[Start of Available data]
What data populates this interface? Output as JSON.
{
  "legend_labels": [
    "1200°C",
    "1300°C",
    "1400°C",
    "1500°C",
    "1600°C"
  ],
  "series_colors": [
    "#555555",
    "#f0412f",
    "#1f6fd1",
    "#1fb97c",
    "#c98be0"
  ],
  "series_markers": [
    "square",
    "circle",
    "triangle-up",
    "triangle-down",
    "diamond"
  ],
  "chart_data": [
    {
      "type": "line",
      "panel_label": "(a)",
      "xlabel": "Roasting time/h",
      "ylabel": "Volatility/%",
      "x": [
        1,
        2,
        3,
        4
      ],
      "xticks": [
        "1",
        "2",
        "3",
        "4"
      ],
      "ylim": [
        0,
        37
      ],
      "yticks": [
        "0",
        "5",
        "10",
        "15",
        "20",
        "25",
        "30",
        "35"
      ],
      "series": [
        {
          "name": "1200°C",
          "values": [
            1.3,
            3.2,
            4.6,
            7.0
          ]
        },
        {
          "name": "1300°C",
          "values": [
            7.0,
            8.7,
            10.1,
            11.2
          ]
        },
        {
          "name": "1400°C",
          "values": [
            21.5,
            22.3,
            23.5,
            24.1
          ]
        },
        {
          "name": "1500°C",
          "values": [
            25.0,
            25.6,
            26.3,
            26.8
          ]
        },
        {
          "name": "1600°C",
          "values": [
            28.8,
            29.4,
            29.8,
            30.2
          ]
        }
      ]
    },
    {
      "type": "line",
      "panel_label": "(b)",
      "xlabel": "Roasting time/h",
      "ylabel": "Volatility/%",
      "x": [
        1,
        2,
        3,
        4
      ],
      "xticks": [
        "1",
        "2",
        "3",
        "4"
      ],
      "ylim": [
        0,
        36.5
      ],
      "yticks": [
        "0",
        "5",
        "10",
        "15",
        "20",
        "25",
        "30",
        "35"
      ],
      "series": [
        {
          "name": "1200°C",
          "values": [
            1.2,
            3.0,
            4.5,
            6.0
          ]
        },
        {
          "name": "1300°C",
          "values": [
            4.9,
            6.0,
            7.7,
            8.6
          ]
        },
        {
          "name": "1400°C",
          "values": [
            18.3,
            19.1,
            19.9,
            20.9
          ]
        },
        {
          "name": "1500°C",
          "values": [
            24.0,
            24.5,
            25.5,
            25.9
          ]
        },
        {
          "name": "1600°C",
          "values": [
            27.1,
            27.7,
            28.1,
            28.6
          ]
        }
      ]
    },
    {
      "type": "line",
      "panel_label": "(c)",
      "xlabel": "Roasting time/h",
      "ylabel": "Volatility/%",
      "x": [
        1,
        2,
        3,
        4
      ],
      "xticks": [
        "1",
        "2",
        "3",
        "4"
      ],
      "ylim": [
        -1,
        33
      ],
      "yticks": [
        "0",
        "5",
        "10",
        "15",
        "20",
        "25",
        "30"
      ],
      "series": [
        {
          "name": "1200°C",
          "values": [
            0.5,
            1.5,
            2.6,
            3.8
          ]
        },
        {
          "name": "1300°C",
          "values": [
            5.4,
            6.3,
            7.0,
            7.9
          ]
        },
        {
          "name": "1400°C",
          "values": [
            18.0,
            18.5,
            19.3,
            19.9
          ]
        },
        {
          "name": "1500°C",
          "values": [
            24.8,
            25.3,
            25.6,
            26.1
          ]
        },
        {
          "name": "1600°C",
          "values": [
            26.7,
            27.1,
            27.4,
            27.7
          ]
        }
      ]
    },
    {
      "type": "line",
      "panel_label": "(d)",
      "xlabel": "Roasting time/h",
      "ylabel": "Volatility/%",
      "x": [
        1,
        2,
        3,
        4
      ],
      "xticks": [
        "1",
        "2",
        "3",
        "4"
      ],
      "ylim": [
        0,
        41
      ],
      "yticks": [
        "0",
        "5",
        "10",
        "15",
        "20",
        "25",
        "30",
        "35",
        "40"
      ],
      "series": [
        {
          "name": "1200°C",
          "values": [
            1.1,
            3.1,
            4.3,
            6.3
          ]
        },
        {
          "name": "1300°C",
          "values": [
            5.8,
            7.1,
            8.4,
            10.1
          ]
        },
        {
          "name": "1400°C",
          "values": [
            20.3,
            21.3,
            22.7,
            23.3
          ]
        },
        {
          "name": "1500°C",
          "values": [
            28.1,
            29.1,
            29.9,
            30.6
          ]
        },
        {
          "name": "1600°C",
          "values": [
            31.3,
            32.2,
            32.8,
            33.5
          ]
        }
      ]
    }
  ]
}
[End of Available data]
» **Stated goal**
Output the full listing without altering anything.

» **Result**
What data populates this interface? Output as JSON.
{
  "legend_labels": [
    "1200°C",
    "1300°C",
    "1400°C",
    "1500°C",
    "1600°C"
  ],
  "series_colors": [
    "#555555",
    "#f0412f",
    "#1f6fd1",
    "#1fb97c",
    "#c98be0"
  ],
  "series_markers": [
    "square",
    "circle",
    "triangle-up",
    "triangle-down",
    "diamond"
  ],
  "chart_data": [
    {
      "type": "line",
      "panel_label": "(a)",
      "xlabel": "Roasting time/h",
      "ylabel": "Volatility/%",
      "x": [
        1,
        2,
        3,
        4
      ],
      "xticks": [
        "1",
        "2",
        "3",
        "4"
      ],
      "ylim": [
        0,
        37
      ],
      "yticks": [
        "0",
        "5",
        "10",
        "15",
        "20",
        "25",
        "30",
        "35"
      ],
      "series": [
        {
          "name": "1200°C",
          "values": [
            1.3,
            3.2,
            4.6,
            7.0
          ]
        },
        {
          "name": "1300°C",
          "values": [
            7.0,
            8.7,
            10.1,
            11.2
          ]
        },
        {
          "name": "1400°C",
          "values": [
            21.5,
            22.3,
            23.5,
            24.1
          ]
        },
        {
          "name": "1500°C",
          "values": [
            25.0,
            25.6,
            26.3,
            26.8
          ]
        },
        {
          "name": "1600°C",
          "values": [
            28.8,
            29.4,
            29.8,
            30.2
          ]
        }
      ]
    },
    {
      "type": "line",
      "panel_label": "(b)",
      "xlabel": "Roasting time/h",
      "ylabel": "Volatility/%",
      "x": [
        1,
        2,
        3,
        4
      ],
      "xticks": [
        "1",
        "2",
        "3",
        "4"
      ],
      "ylim": [
        0,
        36.5
      ],
      "yticks": [
        "0",
        "5",
        "10",
        "15",
        "20",
        "25",
        "30",
        "35"
      ],
      "series": [
        {
          "name": "1200°C",
          "values": [
            1.2,
            3.0,
            4.5,
            6.0
          ]
        },
        {
          "name": "1300°C",
          "values": [
            4.9,
            6.0,
            7.7,
            8.6
          ]
        },
        {
          "name": "1400°C",
          "values": [
            18.3,
            19.1,
            19.9,
            20.9
          ]
        },
        {
          "name": "1500°C",
          "values": [
            24.0,
            24.5,
            25.5,
            25.9
          ]
        },
        {
          "name": "1600°C",
          "values": [
            27.1,
            27.7,
            28.1,
            28.6
          ]
        }
      ]
    },
    {
      "type": "line",
      "panel_label": "(c)",
      "xlabel": "Roasting time/h",
      "ylabel": "Volatility/%",
      "x": [
        1,
        2,
        3,
        4
      ],
      "xticks": [
        "1",
        "2",
        "3",
        "4"
      ],
      "ylim": [
        -1,
        33
      ],
      "yticks": [
        "0",
        "5",
        "10",
        "15",
        "20",
        "25",
        "30"
      ],
      "series": [
        {
          "name": "1200°C",
          "values": [
            0.5,
            1.5,
            2.6,
            3.8
          ]
        },
        {
          "name": "1300°C",
          "values": [
            5.4,
            6.3,
            7.0,
            7.9
          ]
        },
        {
          "name": "1400°C",
          "values": [
            18.0,
            18.5,
            19.3,
            19.9
          ]
        },
        {
          "name": "1500°C",
          "values": [
            24.8,
            25.3,
            25.6,
            26.1
          ]
        },
        {
          "name": "1600°C",
          "values": [
            26.7,
            27.1,
            27.4,
            27.7
          ]
        }
      ]
    },
    {
      "type": "line",
      "panel_label": "(d)",
      "xlabel": "Roasting time/h",
      "ylabel": "Volatility/%",
      "x": [
        1,
        2,
        3,
        4
      ],
      "xticks": [
        "1",
        "2",
        "3",
        "4"
      ],
      "ylim": [
        0,
        41
      ],
      "yticks": [
        "0",
        "5",
        "10",
        "15",
        "20",
        "25",
        "30",
        "35",
        "40"
      ],
      "series": [
        {
          "name": "1200°C",
          "values": [
            1.1,
            3.1,
            4.3,
            6.3
          ]
        },
        {
          "name": "1300°C",
          "values": [
            5.8,
            7.1,
            8.4,
            10.1
          ]
        },
        {
          "name": "1400°C",
          "values": [
            20.3,
            21.3,
            22.7,
            23.3
          ]
        },
        {
          "name": "1500°C",
          "values": [
            28.1,
            29.1,
            29.9,
            30.6
          ]
        },
        {
          "name": "1600°C",
          "values": [
            31.3,
            32.2,
            32.8,
            33.5
          ]
        }
      ]
    }
  ]
}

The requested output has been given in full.